#### [Exercise brief]
From the entries below, list each line with "ISBN".

## BEGIN Listed entries

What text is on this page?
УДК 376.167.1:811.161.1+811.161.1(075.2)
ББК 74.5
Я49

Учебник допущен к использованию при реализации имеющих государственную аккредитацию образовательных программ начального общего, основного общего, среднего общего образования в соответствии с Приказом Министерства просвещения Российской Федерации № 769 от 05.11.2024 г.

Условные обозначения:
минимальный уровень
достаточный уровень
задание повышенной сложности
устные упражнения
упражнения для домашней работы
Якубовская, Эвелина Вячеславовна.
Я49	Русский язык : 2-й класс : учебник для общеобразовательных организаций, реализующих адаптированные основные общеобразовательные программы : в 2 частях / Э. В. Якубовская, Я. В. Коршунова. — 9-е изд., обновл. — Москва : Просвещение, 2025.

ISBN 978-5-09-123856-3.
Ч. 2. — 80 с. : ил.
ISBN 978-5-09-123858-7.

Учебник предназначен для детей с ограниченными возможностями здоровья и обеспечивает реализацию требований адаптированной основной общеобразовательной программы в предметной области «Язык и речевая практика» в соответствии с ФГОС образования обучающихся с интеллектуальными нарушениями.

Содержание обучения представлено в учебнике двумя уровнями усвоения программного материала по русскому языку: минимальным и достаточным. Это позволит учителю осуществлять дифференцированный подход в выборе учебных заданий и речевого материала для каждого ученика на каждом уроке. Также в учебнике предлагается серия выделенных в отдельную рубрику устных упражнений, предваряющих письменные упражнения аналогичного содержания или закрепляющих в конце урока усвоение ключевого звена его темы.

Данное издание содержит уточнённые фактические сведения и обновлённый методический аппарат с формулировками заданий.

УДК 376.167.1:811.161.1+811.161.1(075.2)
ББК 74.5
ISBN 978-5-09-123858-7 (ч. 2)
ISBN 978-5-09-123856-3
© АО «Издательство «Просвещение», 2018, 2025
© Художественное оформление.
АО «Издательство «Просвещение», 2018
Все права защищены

## END Listed entries

#### [Result of this exercise]
ISBN 978-5-09-123856-3.
ISBN 978-5-09-123858-7.
ISBN 978-5-09-123858-7 (ч. 2)
ISBN 978-5-09-123856-3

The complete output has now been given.